→ **EXERCISE OBJECTIVE**
Write out the entries below once more, exactly.

━━━━━━

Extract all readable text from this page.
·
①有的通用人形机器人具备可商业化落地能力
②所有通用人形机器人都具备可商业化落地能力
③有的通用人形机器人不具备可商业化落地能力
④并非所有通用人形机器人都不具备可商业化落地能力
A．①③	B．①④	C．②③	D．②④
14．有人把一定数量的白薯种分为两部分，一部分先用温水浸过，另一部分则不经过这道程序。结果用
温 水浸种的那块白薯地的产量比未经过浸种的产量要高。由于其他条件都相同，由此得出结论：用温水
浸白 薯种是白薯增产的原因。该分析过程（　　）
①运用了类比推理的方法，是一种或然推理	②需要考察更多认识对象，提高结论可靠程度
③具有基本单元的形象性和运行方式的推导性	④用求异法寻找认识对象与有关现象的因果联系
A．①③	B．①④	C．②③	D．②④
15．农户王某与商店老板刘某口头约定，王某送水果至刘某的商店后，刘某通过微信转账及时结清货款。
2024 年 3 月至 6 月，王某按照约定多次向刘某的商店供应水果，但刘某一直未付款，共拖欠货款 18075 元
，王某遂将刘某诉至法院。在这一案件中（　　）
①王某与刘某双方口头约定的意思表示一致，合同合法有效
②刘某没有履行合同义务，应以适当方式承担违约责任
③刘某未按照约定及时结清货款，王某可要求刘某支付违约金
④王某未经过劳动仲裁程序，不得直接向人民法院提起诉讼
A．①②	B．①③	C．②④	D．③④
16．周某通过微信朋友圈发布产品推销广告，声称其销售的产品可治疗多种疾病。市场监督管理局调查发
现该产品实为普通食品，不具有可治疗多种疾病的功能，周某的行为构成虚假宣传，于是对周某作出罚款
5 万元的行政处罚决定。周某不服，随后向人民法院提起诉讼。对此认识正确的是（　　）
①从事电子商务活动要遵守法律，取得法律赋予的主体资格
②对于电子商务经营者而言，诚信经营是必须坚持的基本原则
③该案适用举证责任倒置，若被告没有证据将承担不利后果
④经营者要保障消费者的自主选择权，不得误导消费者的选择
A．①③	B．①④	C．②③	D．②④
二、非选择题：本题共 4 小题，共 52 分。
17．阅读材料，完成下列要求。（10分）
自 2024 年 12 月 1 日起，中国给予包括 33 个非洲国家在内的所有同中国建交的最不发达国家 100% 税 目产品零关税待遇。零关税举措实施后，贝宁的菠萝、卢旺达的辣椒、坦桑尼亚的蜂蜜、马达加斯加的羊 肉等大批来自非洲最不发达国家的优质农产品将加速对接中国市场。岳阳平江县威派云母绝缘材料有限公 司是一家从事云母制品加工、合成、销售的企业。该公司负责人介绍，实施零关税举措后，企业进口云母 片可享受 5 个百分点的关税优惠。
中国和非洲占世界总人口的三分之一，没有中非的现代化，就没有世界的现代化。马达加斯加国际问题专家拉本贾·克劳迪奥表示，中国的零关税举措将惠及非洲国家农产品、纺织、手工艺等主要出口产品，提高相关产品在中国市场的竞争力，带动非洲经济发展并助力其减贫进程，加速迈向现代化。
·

━━━━━━

→ **EXPECTED ANSWER**
Extract all readable text from this page.
·
①有的通用人形机器人具备可商业化落地能力
②所有通用人形机器人都具备可商业化落地能力
③有的通用人形机器人不具备可商业化落地能力
④并非所有通用人形机器人都不具备可商业化落地能力
A．①③	B．①④	C．②③	D．②④
14．有人把一定数量的白薯种分为两部分，一部分先用温水浸过，另一部分则不经过这道程序。结果用
温 水浸种的那块白薯地的产量比未经过浸种的产量要高。由于其他条件都相同，由此得出结论：用温水
浸白 薯种是白薯增产的原因。该分析过程（　　）
①运用了类比推理的方法，是一种或然推理	②需要考察更多认识对象，提高结论可靠程度
③具有基本单元的形象性和运行方式的推导性	④用求异法寻找认识对象与有关现象的因果联系
A．①③	B．①④	C．②③	D．②④
15．农户王某与商店老板刘某口头约定，王某送水果至刘某的商店后，刘某通过微信转账及时结清货款。
2024 年 3 月至 6 月，王某按照约定多次向刘某的商店供应水果，但刘某一直未付款，共拖欠货款 18075 元
，王某遂将刘某诉至法院。在这一案件中（　　）
①王某与刘某双方口头约定的意思表示一致，合同合法有效
②刘某没有履行合同义务，应以适当方式承担违约责任
③刘某未按照约定及时结清货款，王某可要求刘某支付违约金
④王某未经过劳动仲裁程序，不得直接向人民法院提起诉讼
A．①②	B．①③	C．②④	D．③④
16．周某通过微信朋友圈发布产品推销广告，声称其销售的产品可治疗多种疾病。市场监督管理局调查发
现该产品实为普通食品，不具有可治疗多种疾病的功能，周某的行为构成虚假宣传，于是对周某作出罚款
5 万元的行政处罚决定。周某不服，随后向人民法院提起诉讼。对此认识正确的是（　　）
①从事电子商务活动要遵守法律，取得法律赋予的主体资格
②对于电子商务经营者而言，诚信经营是必须坚持的基本原则
③该案适用举证责任倒置，若被告没有证据将承担不利后果
④经营者要保障消费者的自主选择权，不得误导消费者的选择
A．①③	B．①④	C．②③	D．②④
二、非选择题：本题共 4 小题，共 52 分。
17．阅读材料，完成下列要求。（10分）
自 2024 年 12 月 1 日起，中国给予包括 33 个非洲国家在内的所有同中国建交的最不发达国家 100% 税 目产品零关税待遇。零关税举措实施后，贝宁的菠萝、卢旺达的辣椒、坦桑尼亚的蜂蜜、马达加斯加的羊 肉等大批来自非洲最不发达国家的优质农产品将加速对接中国市场。岳阳平江县威派云母绝缘材料有限公 司是一家从事云母制品加工、合成、销售的企业。该公司负责人介绍，实施零关税举措后，企业进口云母 片可享受 5 个百分点的关税优惠。
中国和非洲占世界总人口的三分之一，没有中非的现代化，就没有世界的现代化。马达加斯加国际问题专家拉本贾·克劳迪奥表示，中国的零关税举措将惠及非洲国家农产品、纺织、手工艺等主要出口产品，提高相关产品在中国市场的竞争力，带动非洲经济发展并助力其减贫进程，加速迈向现代化。
·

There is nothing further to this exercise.